## Exercise
Transcribe all of the material exactly.
** START Records to process **
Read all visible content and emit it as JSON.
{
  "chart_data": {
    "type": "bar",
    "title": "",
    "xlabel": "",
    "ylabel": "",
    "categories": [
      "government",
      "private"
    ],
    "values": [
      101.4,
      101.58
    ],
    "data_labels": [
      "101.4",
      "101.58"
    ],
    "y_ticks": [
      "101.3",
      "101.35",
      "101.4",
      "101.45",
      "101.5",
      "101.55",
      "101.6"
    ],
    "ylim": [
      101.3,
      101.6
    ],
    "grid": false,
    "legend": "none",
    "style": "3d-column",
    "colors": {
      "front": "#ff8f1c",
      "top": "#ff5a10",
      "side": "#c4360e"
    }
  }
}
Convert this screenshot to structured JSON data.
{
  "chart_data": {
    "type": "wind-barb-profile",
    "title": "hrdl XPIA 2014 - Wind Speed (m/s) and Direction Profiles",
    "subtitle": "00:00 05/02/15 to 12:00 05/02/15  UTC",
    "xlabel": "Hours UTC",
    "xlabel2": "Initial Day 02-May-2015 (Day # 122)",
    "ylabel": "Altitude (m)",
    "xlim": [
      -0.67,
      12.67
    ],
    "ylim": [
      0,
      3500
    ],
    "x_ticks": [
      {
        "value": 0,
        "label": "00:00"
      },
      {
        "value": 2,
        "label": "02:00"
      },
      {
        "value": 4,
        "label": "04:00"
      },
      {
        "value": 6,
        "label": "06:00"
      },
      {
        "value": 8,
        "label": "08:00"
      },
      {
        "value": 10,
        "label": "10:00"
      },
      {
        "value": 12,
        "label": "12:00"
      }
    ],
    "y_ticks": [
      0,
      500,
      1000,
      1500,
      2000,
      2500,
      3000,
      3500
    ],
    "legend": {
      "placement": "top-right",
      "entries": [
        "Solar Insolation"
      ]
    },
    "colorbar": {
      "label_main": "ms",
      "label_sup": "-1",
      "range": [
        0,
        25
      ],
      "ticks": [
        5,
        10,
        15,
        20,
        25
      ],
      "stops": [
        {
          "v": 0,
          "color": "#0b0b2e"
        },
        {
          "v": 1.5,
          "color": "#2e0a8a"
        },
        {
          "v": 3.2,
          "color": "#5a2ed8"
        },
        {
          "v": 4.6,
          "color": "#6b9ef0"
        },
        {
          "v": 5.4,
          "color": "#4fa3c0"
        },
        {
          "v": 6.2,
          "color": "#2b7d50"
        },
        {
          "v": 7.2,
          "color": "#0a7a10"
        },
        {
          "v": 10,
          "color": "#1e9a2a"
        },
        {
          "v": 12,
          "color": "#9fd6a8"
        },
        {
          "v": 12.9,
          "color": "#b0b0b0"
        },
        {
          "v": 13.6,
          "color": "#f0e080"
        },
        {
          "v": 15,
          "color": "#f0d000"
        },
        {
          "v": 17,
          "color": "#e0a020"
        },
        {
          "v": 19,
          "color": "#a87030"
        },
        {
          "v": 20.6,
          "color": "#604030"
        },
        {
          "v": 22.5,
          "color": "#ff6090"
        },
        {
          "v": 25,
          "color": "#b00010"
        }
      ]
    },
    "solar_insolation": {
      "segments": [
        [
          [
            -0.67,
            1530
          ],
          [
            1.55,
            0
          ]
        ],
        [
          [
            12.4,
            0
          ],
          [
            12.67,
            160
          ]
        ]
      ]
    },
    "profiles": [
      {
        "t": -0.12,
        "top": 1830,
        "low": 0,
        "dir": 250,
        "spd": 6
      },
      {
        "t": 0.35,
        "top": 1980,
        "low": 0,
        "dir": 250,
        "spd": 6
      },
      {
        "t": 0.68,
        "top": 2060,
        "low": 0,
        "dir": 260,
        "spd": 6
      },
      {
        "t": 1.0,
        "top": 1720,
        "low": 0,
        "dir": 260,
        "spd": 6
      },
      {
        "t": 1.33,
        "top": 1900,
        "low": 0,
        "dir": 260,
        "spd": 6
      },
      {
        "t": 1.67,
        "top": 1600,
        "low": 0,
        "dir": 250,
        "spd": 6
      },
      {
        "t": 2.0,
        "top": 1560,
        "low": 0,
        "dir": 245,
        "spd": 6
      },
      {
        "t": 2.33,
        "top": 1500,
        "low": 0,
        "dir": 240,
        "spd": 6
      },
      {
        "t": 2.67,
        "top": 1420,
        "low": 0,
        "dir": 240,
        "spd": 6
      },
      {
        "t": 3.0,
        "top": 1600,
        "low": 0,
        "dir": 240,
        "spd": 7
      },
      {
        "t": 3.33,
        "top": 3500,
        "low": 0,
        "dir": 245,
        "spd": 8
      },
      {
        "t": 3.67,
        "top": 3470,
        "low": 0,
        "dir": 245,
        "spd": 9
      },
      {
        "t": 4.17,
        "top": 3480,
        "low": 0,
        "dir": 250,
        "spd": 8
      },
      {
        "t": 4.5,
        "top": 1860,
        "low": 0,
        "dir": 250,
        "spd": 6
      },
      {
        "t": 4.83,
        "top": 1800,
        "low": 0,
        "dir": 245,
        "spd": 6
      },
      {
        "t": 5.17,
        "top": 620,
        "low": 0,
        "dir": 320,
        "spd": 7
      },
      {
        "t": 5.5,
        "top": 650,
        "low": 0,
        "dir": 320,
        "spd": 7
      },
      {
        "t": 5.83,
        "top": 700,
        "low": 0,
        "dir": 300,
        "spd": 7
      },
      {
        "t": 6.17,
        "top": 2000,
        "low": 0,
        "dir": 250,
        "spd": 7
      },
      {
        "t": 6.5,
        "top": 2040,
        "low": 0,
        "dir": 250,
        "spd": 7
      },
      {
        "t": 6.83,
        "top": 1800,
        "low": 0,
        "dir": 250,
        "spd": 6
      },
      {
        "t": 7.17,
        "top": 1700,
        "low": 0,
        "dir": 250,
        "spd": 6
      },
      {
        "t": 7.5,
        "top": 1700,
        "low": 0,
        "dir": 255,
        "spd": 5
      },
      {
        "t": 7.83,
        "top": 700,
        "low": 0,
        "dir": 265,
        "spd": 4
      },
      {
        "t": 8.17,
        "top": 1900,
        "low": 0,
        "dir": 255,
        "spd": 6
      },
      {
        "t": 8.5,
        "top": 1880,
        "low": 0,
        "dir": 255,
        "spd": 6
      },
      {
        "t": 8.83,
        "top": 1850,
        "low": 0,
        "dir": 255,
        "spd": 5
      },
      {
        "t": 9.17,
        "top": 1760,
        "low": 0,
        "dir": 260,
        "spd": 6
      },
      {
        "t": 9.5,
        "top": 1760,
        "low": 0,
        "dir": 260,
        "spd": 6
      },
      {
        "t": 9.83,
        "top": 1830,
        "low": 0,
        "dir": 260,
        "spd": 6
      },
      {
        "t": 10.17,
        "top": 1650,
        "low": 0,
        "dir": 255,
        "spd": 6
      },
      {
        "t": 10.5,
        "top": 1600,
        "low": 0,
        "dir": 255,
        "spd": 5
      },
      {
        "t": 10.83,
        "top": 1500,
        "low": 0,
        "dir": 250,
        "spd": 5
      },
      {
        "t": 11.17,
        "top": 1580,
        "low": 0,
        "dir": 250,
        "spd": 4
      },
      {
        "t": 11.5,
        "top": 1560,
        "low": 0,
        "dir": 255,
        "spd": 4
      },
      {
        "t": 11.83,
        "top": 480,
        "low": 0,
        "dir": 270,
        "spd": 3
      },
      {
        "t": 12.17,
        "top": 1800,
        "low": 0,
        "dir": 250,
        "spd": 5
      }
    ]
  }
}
** END Records to process **
## Finished exercise
Read all visible content and emit it as JSON.
{
  "chart_data": {
    "type": "bar",
    "title": "",
    "xlabel": "",
    "ylabel": "",
    "categories": [
      "government",
      "private"
    ],
    "values": [
      101.4,
      101.58
    ],
    "data_labels": [
      "101.4",
      "101.58"
    ],
    "y_ticks": [
      "101.3",
      "101.35",
      "101.4",
      "101.45",
      "101.5",
      "101.55",
      "101.6"
    ],
    "ylim": [
      101.3,
      101.6
    ],
    "grid": false,
    "legend": "none",
    "style": "3d-column",
    "colors": {
      "front": "#ff8f1c",
      "top": "#ff5a10",
      "side": "#c4360e"
    }
  }
}
Convert this screenshot to structured JSON data.
{
  "chart_data": {
    "type": "wind-barb-profile",
    "title": "hrdl XPIA 2014 - Wind Speed (m/s) and Direction Profiles",
    "subtitle": "00:00 05/02/15 to 12:00 05/02/15  UTC",
    "xlabel": "Hours UTC",
    "xlabel2": "Initial Day 02-May-2015 (Day # 122)",
    "ylabel": "Altitude (m)",
    "xlim": [
      -0.67,
      12.67
    ],
    "ylim": [
      0,
      3500
    ],
    "x_ticks": [
      {
        "value": 0,
        "label": "00:00"
      },
      {
        "value": 2,
        "label": "02:00"
      },
      {
        "value": 4,
        "label": "04:00"
      },
      {
        "value": 6,
        "label": "06:00"
      },
      {
        "value": 8,
        "label": "08:00"
      },
      {
        "value": 10,
        "label": "10:00"
      },
      {
        "value": 12,
        "label": "12:00"
      }
    ],
    "y_ticks": [
      0,
      500,
      1000,
      1500,
      2000,
      2500,
      3000,
      3500
    ],
    "legend": {
      "placement": "top-right",
      "entries": [
        "Solar Insolation"
      ]
    },
    "colorbar": {
      "label_main": "ms",
      "label_sup": "-1",
      "range": [
        0,
        25
      ],
      "ticks": [
        5,
        10,
        15,
        20,
        25
      ],
      "stops": [
        {
          "v": 0,
          "color": "#0b0b2e"
        },
        {
          "v": 1.5,
          "color": "#2e0a8a"
        },
        {
          "v": 3.2,
          "color": "#5a2ed8"
        },
        {
          "v": 4.6,
          "color": "#6b9ef0"
        },
        {
          "v": 5.4,
          "color": "#4fa3c0"
        },
        {
          "v": 6.2,
          "color": "#2b7d50"
        },
        {
          "v": 7.2,
          "color": "#0a7a10"
        },
        {
          "v": 10,
          "color": "#1e9a2a"
        },
        {
          "v": 12,
          "color": "#9fd6a8"
        },
        {
          "v": 12.9,
          "color": "#b0b0b0"
        },
        {
          "v": 13.6,
          "color": "#f0e080"
        },
        {
          "v": 15,
          "color": "#f0d000"
        },
        {
          "v": 17,
          "color": "#e0a020"
        },
        {
          "v": 19,
          "color": "#a87030"
        },
        {
          "v": 20.6,
          "color": "#604030"
        },
        {
          "v": 22.5,
          "color": "#ff6090"
        },
        {
          "v": 25,
          "color": "#b00010"
        }
      ]
    },
    "solar_insolation": {
      "segments": [
        [
          [
            -0.67,
            1530
          ],
          [
            1.55,
            0
          ]
        ],
        [
          [
            12.4,
            0
          ],
          [
            12.67,
            160
          ]
        ]
      ]
    },
    "profiles": [
      {
        "t": -0.12,
        "top": 1830,
        "low": 0,
        "dir": 250,
        "spd": 6
      },
      {
        "t": 0.35,
        "top": 1980,
        "low": 0,
        "dir": 250,
        "spd": 6
      },
      {
        "t": 0.68,
        "top": 2060,
        "low": 0,
        "dir": 260,
        "spd": 6
      },
      {
        "t": 1.0,
        "top": 1720,
        "low": 0,
        "dir": 260,
        "spd": 6
      },
      {
        "t": 1.33,
        "top": 1900,
        "low": 0,
        "dir": 260,
        "spd": 6
      },
      {
        "t": 1.67,
        "top": 1600,
        "low": 0,
        "dir": 250,
        "spd": 6
      },
      {
        "t": 2.0,
        "top": 1560,
        "low": 0,
        "dir": 245,
        "spd": 6
      },
      {
        "t": 2.33,
        "top": 1500,
        "low": 0,
        "dir": 240,
        "spd": 6
      },
      {
        "t": 2.67,
        "top": 1420,
        "low": 0,
        "dir": 240,
        "spd": 6
      },
      {
        "t": 3.0,
        "top": 1600,
        "low": 0,
        "dir": 240,
        "spd": 7
      },
      {
        "t": 3.33,
        "top": 3500,
        "low": 0,
        "dir": 245,
        "spd": 8
      },
      {
        "t": 3.67,
        "top": 3470,
        "low": 0,
        "dir": 245,
        "spd": 9
      },
      {
        "t": 4.17,
        "top": 3480,
        "low": 0,
        "dir": 250,
        "spd": 8
      },
      {
        "t": 4.5,
        "top": 1860,
        "low": 0,
        "dir": 250,
        "spd": 6
      },
      {
        "t": 4.83,
        "top": 1800,
        "low": 0,
        "dir": 245,
        "spd": 6
      },
      {
        "t": 5.17,
        "top": 620,
        "low": 0,
        "dir": 320,
        "spd": 7
      },
      {
        "t": 5.5,
        "top": 650,
        "low": 0,
        "dir": 320,
        "spd": 7
      },
      {
        "t": 5.83,
        "top": 700,
        "low": 0,
        "dir": 300,
        "spd": 7
      },
      {
        "t": 6.17,
        "top": 2000,
        "low": 0,
        "dir": 250,
        "spd": 7
      },
      {
        "t": 6.5,
        "top": 2040,
        "low": 0,
        "dir": 250,
        "spd": 7
      },
      {
        "t": 6.83,
        "top": 1800,
        "low": 0,
        "dir": 250,
        "spd": 6
      },
      {
        "t": 7.17,
        "top": 1700,
        "low": 0,
        "dir": 250,
        "spd": 6
      },
      {
        "t": 7.5,
        "top": 1700,
        "low": 0,
        "dir": 255,
        "spd": 5
      },
      {
        "t": 7.83,
        "top": 700,
        "low": 0,
        "dir": 265,
        "spd": 4
      },
      {
        "t": 8.17,
        "top": 1900,
        "low": 0,
        "dir": 255,
        "spd": 6
      },
      {
        "t": 8.5,
        "top": 1880,
        "low": 0,
        "dir": 255,
        "spd": 6
      },
      {
        "t": 8.83,
        "top": 1850,
        "low": 0,
        "dir": 255,
        "spd": 5
      },
      {
        "t": 9.17,
        "top": 1760,
        "low": 0,
        "dir": 260,
        "spd": 6
      },
      {
        "t": 9.5,
        "top": 1760,
        "low": 0,
        "dir": 260,
        "spd": 6
      },
      {
        "t": 9.83,
        "top": 1830,
        "low": 0,
        "dir": 260,
        "spd": 6
      },
      {
        "t": 10.17,
        "top": 1650,
        "low": 0,
        "dir": 255,
        "spd": 6
      },
      {
        "t": 10.5,
        "top": 1600,
        "low": 0,
        "dir": 255,
        "spd": 5
      },
      {
        "t": 10.83,
        "top": 1500,
        "low": 0,
        "dir": 250,
        "spd": 5
      },
      {
        "t": 11.17,
        "top": 1580,
        "low": 0,
        "dir": 250,
        "spd": 4
      },
      {
        "t": 11.5,
        "top": 1560,
        "low": 0,
        "dir": 255,
        "spd": 4
      },
      {
        "t": 11.83,
        "top": 480,
        "low": 0,
        "dir": 270,
        "spd": 3
      },
      {
        "t": 12.17,
        "top": 1800,
        "low": 0,
        "dir": 250,
        "spd": 5
      }
    ]
  }
}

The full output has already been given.